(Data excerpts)
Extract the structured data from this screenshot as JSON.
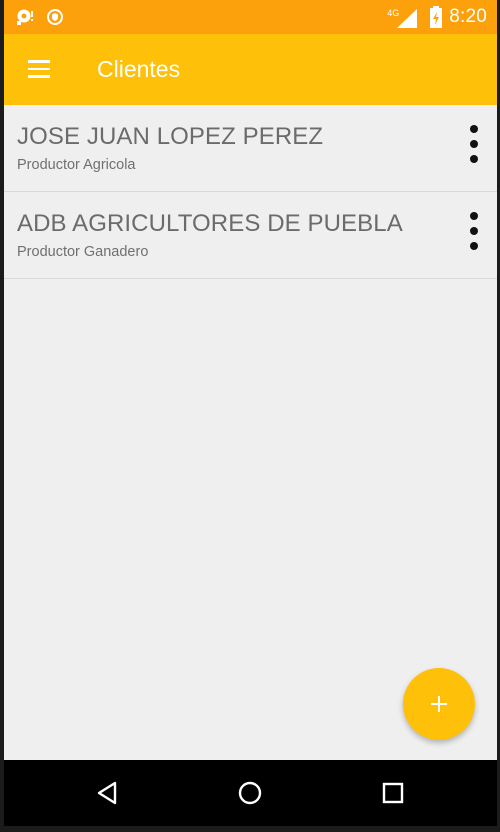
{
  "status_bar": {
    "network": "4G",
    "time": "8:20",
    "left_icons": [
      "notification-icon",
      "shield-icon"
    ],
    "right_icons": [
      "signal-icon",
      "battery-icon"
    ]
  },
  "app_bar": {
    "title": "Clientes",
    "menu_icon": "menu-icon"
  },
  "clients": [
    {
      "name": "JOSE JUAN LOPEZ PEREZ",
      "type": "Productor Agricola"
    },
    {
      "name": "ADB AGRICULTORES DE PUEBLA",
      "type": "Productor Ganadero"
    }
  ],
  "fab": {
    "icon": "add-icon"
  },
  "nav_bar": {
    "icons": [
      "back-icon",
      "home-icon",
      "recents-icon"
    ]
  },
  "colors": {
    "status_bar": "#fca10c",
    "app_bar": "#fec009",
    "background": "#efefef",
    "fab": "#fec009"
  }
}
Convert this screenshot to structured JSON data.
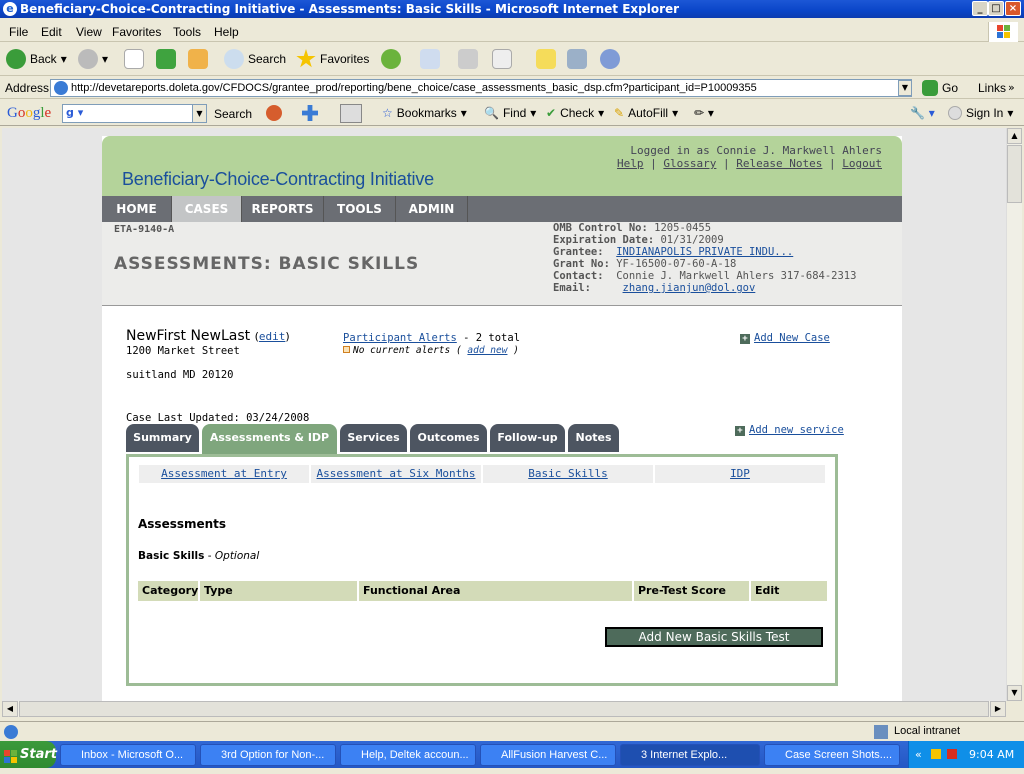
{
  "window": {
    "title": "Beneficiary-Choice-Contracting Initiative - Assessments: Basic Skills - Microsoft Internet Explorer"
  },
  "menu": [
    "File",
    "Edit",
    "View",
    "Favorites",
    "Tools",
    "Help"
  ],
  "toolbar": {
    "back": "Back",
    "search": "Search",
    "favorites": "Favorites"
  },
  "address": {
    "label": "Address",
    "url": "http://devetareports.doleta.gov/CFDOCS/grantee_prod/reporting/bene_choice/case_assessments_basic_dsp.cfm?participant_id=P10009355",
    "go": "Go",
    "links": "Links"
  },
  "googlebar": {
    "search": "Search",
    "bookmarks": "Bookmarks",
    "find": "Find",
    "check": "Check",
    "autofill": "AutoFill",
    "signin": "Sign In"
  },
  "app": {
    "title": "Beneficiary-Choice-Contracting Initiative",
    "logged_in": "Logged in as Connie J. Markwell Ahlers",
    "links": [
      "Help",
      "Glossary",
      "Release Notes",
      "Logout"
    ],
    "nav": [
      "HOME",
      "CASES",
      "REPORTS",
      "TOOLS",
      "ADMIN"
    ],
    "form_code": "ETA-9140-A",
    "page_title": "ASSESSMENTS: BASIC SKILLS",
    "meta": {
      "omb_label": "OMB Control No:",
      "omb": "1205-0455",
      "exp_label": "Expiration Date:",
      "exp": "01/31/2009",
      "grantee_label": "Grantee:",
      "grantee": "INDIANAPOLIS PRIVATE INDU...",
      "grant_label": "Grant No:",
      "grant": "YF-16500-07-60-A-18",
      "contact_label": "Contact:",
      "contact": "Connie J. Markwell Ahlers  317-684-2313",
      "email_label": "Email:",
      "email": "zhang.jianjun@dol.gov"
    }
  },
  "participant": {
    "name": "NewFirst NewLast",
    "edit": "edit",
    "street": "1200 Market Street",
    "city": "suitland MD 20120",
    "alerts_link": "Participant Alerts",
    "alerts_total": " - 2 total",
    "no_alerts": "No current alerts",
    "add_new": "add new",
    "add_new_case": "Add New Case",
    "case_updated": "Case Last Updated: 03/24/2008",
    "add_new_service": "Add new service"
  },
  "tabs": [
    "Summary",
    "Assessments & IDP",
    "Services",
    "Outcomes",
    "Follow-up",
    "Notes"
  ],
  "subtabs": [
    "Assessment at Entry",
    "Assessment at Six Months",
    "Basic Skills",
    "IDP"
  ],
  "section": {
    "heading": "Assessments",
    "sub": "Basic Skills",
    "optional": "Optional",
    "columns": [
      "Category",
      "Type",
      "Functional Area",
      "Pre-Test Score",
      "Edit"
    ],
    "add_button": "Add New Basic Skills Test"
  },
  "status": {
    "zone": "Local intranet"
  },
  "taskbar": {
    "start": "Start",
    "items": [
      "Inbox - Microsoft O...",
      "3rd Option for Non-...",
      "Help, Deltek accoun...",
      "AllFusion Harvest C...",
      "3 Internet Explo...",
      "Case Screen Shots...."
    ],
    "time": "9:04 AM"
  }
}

- Task description: Where a line in the entries holds "JSON", copy that line.

- Task answer:
Extract the structured data from this screenshot as JSON.
Convert this screenshot to structured JSON data.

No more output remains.